__To be done__.
Reproduce each line exactly.
==*==
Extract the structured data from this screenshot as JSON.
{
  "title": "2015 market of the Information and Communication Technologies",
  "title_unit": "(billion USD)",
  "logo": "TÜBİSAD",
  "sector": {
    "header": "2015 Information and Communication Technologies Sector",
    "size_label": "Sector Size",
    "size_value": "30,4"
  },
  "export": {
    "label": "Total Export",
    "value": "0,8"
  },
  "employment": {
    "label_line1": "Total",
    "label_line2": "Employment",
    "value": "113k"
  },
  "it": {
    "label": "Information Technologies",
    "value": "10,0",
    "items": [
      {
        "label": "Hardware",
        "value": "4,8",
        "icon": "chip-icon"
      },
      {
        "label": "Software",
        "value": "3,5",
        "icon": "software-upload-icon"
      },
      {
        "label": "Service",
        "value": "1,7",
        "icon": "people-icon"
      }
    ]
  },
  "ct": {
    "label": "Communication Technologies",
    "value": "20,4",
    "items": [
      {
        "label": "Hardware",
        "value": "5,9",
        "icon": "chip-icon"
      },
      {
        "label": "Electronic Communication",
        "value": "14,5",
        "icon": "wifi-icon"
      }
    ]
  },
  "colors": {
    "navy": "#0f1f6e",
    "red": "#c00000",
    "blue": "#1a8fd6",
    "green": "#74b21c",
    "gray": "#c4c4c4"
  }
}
==*==
__Answer to this exercise__.
Extract the structured data from this screenshot as JSON.
{
  "title": "2015 market of the Information and Communication Technologies",
  "title_unit": "(billion USD)",
  "logo": "TÜBİSAD",
  "sector": {
    "header": "2015 Information and Communication Technologies Sector",
    "size_label": "Sector Size",
    "size_value": "30,4"
  },
  "export": {
    "label": "Total Export",
    "value": "0,8"
  },
  "employment": {
    "label_line1": "Total",
    "label_line2": "Employment",
    "value": "113k"
  },
  "it": {
    "label": "Information Technologies",
    "value": "10,0",
    "items": [
      {
        "label": "Hardware",
        "value": "4,8",
        "icon": "chip-icon"
      },
      {
        "label": "Software",
        "value": "3,5",
        "icon": "software-upload-icon"
      },
      {
        "label": "Service",
        "value": "1,7",
        "icon": "people-icon"
      }
    ]
  },
  "ct": {
    "label": "Communication Technologies",
    "value": "20,4",
    "items": [
      {
        "label": "Hardware",
        "value": "5,9",
        "icon": "chip-icon"
      },
      {
        "label": "Electronic Communication",
        "value": "14,5",
        "icon": "wifi-icon"
      }
    ]
  },
  "colors": {
    "navy": "#0f1f6e",
    "red": "#c00000",
    "blue": "#1a8fd6",
    "green": "#74b21c",
    "gray": "#c4c4c4"
  }
}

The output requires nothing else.